Extracted records

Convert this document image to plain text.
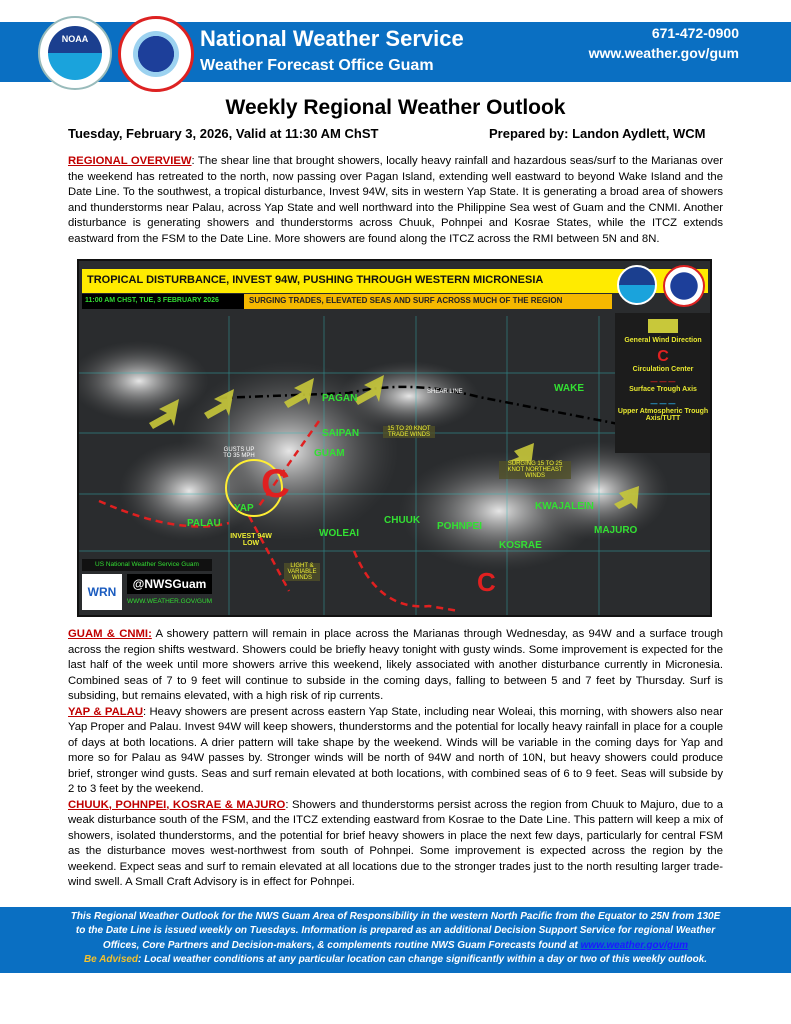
NOAA	National Weather Service
Weather Forecast Office Guam
nws.gum.operations@noaa.gov
671-472-0900
www.weather.gov/gum
Weekly Regional Weather Outlook
Tuesday, February 3, 2026, Valid at 11:30 AM ChST	Prepared by: Landon Aydlett, WCM
REGIONAL OVERVIEW: The shear line that brought showers, locally heavy rainfall and hazardous seas/surf to the Marianas over the weekend has retreated to the north, now passing over Pagan Island, extending well eastward to beyond Wake Island and the Date Line. To the southwest, a tropical disturbance, Invest 94W, sits in western Yap State. It is generating a broad area of showers and thunderstorms near Palau, across Yap State and well northward into the Philippine Sea west of Guam and the CNMI. Another disturbance is generating showers and thunderstorms across Chuuk, Pohnpei and Kosrae States, while the ITCZ extends eastward from the FSM to the Date Line. More showers are found along the ITCZ across the RMI between 5N and 8N.
PAGAN
SAIPAN
GUAM
WAKE
YAP
PALAU
WOLEAI
CHUUK
POHNPEI
KOSRAE
KWAJALEIN
MAJURO
C
C
TROPICAL DISTURBANCE, INVEST 94W, PUSHING THROUGH WESTERN MICRONESIA
11:00 AM CHST, TUE, 3 FEBRUARY 2026	SURGING TRADES, ELEVATED SEAS AND SURF ACROSS MUCH OF THE REGION
General Wind Direction
C
Circulation Center
— — —
Surface Trough Axis
— — —
Upper Atmospheric Trough Axis/TUTT
SHEAR LINE
15 TO 20 KNOT TRADE WINDS
SURGING 15 TO 25 KNOT NORTHEAST WINDS
GUSTS UP TO 35 MPH
INVEST 94W LOW
LIGHT & VARIABLE WINDS
US National Weather Service Guam
WRN
@NWSGuam
WWW.WEATHER.GOV/GUM
GUAM & CNMI: A showery pattern will remain in place across the Marianas through Wednesday, as 94W and a surface trough across the region shifts westward. Showers could be briefly heavy tonight with gusty winds. Some improvement is expected for the last half of the week until more showers arrive this weekend, likely associated with another disturbance currently in Micronesia. Combined seas of 7 to 9 feet will continue to subside in the coming days, falling to between 5 and 7 feet by Thursday. Surf is subsiding, but remains elevated, with a high risk of rip currents.
YAP & PALAU: Heavy showers are present across eastern Yap State, including near Woleai, this morning, with showers also near Yap Proper and Palau. Invest 94W will keep showers, thunderstorms and the potential for locally heavy rainfall in place for a couple of days at both locations. A drier pattern will take shape by the weekend. Winds will be variable in the coming days for Yap and more so for Palau as 94W passes by. Stronger winds will be north of 94W and north of 10N, but heavy showers could produce brief, stronger wind gusts. Seas and surf remain elevated at both locations, with combined seas of 6 to 9 feet. Seas will subside by 2 to 3 feet by the weekend.
CHUUK, POHNPEI, KOSRAE & MAJURO: Showers and thunderstorms persist across the region from Chuuk to Majuro, due to a weak disturbance south of the FSM, and the ITCZ extending eastward from Kosrae to the Date Line. This pattern will keep a mix of showers, isolated thunderstorms, and the potential for brief heavy showers in place the next few days, particularly for central FSM as the disturbance moves west-northwest from south of Pohnpei. Some improvement is expected across the region by the weekend. Expect seas and surf to remain elevated at all locations due to the stronger trades just to the north resulting larger trade-wind swell. A Small Craft Advisory is in effect for Pohnpei.
This Regional Weather Outlook for the NWS Guam Area of Responsibility in the western North Pacific from the Equator to 25N from 130E to the Date Line is issued weekly on Tuesdays. Information is prepared as an additional Decision Support Service for regional Weather Offices, Core Partners and Decision-makers, & complements routine NWS Guam Forecasts found at www.weather.gov/gum
Be Advised: Local weather conditions at any particular location can change significantly within a day or two of this weekly outlook.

EXERCISE REQUIREMENTS >>
In the listing above, locate each line with "Axis" and copy it.

WRITTEN RESPONSE >>
Surface Trough Axis
Upper Atmospheric Trough Axis/TUTT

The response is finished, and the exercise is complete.